The only things I need to change here are the filepaths to the datasets.

Note that the generator provides two options to speed up the training. By default, it loads the individual images for a batch from disk. This has two disadvantages. First, for compressed image formats like JPG, this is a huge computational waste, because every image needs to be decompressed again and again every time it is being loaded. Second, the images on disk are likely not stored in a contiguous block of memory, which may also slow down the loading process. The first option that `DataGenerator` provides to deal with this is to load the entire dataset into memory, which reduces the access time for any image to a negligible amount, but of course this is only an option if I have enough free memory to hold the whole dataset. As a second option, `DataGenerator` provides the possibility to convert the dataset into a single HDF5 file. This HDF5 file stores the images as uncompressed arrays in a contiguous block of memory, which dramatically speeds up the loading time. It's not as good as having the images in memory, but it's a lot better than the default option of loading them from their compressed JPG state every time they are needed. Of course such an HDF5 dataset may require significantly more disk space than the compressed images. I can later load these HDF5 datasets directly in the constructor.

The original SSD implementation uses a batch size of 32 for the training. In case I run into GPU memory issues, reduce the batch size accordingly. It requires at least 7 GB of free GPU memory to train an SSD300 with 20 object classes with a batch size of 32; so this should be less for only 2 object classes.

The `DataGenerator` itself is fairly generic. It doesn't contain any data augmentation or bounding box encoding logic. Instead, I pass a list of image transformations and an encoder for the bounding boxes in the `transformations` and `label_encoder` arguments of the data generator's `generate()` method, and the data generator will then apply those given transformations and the encoding to the data. Everything here is preset already.

The data augmentation settings defined further down reproduce the data augmentation pipeline of the original SSD training. The training generator receives an object `ssd_data_augmentation`, which is a transformation object that is itself composed of a whole chain of transformations that replicate the data augmentation procedure used to train the original Caffe implementation. The validation generator receives an object `resize`, which simply resizes the input images.

• [Record list]
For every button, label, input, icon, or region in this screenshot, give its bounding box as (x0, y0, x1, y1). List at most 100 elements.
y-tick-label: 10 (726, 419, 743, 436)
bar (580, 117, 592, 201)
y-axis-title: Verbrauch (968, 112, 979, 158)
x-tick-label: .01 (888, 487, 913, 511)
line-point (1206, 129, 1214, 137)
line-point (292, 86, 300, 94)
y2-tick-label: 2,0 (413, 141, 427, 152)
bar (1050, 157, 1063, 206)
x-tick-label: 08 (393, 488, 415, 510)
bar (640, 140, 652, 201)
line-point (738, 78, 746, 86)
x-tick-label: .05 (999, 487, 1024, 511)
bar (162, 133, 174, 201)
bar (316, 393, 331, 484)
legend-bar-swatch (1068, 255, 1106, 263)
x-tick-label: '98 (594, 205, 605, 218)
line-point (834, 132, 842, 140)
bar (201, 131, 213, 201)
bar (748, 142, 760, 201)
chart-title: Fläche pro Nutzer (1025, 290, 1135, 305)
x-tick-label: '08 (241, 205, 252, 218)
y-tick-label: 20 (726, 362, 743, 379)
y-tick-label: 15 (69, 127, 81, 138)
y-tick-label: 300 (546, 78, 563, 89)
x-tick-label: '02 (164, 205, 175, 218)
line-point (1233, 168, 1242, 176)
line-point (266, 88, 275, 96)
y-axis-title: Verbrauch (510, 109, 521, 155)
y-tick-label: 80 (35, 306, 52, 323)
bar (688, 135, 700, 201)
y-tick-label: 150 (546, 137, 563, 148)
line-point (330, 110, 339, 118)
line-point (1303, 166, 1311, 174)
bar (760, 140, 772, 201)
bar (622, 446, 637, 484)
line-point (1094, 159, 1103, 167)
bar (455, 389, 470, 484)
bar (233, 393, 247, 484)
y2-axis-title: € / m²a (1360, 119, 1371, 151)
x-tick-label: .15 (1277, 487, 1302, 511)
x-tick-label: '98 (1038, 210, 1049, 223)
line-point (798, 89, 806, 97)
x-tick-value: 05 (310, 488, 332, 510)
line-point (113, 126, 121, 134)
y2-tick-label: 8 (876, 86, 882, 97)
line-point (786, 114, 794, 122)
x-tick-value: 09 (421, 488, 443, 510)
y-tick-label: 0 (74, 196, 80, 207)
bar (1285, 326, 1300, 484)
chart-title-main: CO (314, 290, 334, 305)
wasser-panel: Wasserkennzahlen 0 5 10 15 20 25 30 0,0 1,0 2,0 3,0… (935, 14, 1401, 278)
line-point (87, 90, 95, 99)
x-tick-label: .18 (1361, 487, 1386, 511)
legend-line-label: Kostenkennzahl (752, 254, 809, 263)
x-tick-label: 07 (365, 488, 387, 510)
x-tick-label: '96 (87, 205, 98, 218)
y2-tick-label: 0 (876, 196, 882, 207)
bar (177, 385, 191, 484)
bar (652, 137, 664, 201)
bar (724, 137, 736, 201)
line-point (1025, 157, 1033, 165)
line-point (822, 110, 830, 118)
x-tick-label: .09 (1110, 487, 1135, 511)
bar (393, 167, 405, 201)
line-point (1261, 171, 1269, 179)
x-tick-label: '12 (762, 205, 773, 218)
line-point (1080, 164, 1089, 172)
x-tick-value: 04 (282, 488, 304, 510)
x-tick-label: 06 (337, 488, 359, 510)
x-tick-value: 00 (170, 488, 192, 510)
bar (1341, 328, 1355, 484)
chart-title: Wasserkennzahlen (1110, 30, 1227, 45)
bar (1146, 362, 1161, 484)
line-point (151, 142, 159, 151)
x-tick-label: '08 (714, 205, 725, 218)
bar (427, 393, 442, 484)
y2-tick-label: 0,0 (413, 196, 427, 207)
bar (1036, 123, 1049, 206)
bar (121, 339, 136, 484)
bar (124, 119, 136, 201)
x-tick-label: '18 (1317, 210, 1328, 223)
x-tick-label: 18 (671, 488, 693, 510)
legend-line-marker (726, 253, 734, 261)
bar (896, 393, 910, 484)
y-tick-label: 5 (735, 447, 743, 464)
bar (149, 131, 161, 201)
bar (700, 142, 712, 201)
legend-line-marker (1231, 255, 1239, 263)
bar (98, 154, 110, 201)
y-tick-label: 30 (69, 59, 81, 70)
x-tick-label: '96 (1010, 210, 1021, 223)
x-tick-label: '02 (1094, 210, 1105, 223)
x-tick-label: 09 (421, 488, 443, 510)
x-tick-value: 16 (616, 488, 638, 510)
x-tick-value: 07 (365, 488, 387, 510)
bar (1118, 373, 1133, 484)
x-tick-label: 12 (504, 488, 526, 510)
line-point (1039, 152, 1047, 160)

• [Jobs]
• A. Reproduce the SSD data generator text word for word, starting at "The data augmentation settings" and ending at "the input images.".
• B. Write the next part of the SSD data generator text, picking up after its final sentence.

• [Results of the tasks]
• A.
The data augmentation settings defined further down reproduce the data augmentation pipeline of the original SSD training. The training generator receives an object `ssd_data_augmentation`, which is a transformation object that is itself composed of a whole chain of transformations that replicate the data augmentation procedure used to train the original Caffe implementation. The validation generator receives an object `resize`, which simply resizes the input images.

• B.
An `SSDInputEncoder` object, `ssd_input_encoder`, is passed to both the training and validation generators. As explained above, it matches the ground truth labels to the model's anchor boxes and encodes the box coordinates into the format that the model needs.

In order to train the model on a dataset other than Pascal VOC, choose `DataGenerator`'s appropriate parser method that corresponds to my data format.

In [4]:
# 1: Instantiate two `DataGenerator` objects: One for training, one for validation.

# Optional: If I have enough memory, consider loading the images into memory for the reasons explained above.

# Use the generators below if there are no HDF5 datasets created yet
#train_dataset = DataGenerator(load_images_into_memory=False, hdf5_dataset_path=None)
#val_dataset = DataGenerator(load_images_into_memory=False, hdf5_dataset_path=None)
# Use the generators below if HDF5 datasets have been previously created
train_dataset = DataGenerator(load_images_into_memory=False, hdf5_dataset_path='dataset_train.h5')
val_dataset = DataGenerator(load_images_into_memory=False, hdf5_dataset_path='dataset_validation.h5')

# 2: Parse the image and label lists for the training and validation datasets.

# TODO: Set the paths to the datasets here.

# The directory that contains the images and CSV files
#if not os.path.exists('./images_dir/py-keras-job-dir/all_videos'):
#    os.makedirs('./images_dir/py-keras-job-dir/all_videos')
#bucket_name = 'gcp_storage_bucket'
#folder_id = 'py-keras-job-dir/all_videos'
#client = storage.Client()
#folder = './images_dir'
#bucket = client.get_bucket(bucket_name)
#blobs = bucket.list_blobs(prefix=folder_id) # List all objects in specified folder.
#for blob in blobs:
#    destination_uri = '{}/{}'.format(folder, blob.name) 
#    blob.download_to_filename(destination_uri)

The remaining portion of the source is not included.